[Begin RECORDS TO USE]
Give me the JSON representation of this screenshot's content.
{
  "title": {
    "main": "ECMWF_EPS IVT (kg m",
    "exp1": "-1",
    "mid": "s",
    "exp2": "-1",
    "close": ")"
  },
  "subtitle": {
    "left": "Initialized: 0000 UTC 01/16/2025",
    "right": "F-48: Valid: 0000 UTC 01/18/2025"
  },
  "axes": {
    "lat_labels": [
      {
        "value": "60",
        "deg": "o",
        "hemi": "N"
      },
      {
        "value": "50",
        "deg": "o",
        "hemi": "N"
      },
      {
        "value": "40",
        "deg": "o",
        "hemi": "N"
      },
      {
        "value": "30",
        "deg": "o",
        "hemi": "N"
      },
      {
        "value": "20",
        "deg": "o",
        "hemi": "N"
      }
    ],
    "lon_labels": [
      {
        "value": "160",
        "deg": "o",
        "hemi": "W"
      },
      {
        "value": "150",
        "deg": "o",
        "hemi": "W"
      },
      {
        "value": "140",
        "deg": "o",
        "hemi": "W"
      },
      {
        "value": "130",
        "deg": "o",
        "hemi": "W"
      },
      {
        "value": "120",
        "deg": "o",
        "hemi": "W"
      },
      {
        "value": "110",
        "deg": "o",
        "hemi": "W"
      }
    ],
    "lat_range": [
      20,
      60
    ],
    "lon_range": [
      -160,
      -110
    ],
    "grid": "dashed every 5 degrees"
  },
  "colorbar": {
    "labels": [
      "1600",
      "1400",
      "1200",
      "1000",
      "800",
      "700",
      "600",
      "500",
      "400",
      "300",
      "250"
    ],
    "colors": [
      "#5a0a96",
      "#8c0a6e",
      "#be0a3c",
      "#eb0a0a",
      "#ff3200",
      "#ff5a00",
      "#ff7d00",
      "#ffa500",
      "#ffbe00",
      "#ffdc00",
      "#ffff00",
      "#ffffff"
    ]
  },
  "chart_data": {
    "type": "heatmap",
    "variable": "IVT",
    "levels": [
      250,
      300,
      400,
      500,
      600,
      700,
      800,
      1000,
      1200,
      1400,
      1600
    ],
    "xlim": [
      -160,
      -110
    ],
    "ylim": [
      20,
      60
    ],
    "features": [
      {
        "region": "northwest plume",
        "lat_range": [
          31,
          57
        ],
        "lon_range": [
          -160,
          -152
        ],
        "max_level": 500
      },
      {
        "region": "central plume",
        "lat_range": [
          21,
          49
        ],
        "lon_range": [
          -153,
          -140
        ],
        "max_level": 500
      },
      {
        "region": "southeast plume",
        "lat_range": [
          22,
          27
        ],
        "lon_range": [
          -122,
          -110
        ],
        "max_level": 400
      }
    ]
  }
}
[End RECORDS TO USE]
» WHAT IS EXPECTED
Search the data above for the word "plume", then gather each line in which it appears.

» EXERCISE OUTPUT
        "region": "northwest plume",
        "region": "central plume",
        "region": "southeast plume",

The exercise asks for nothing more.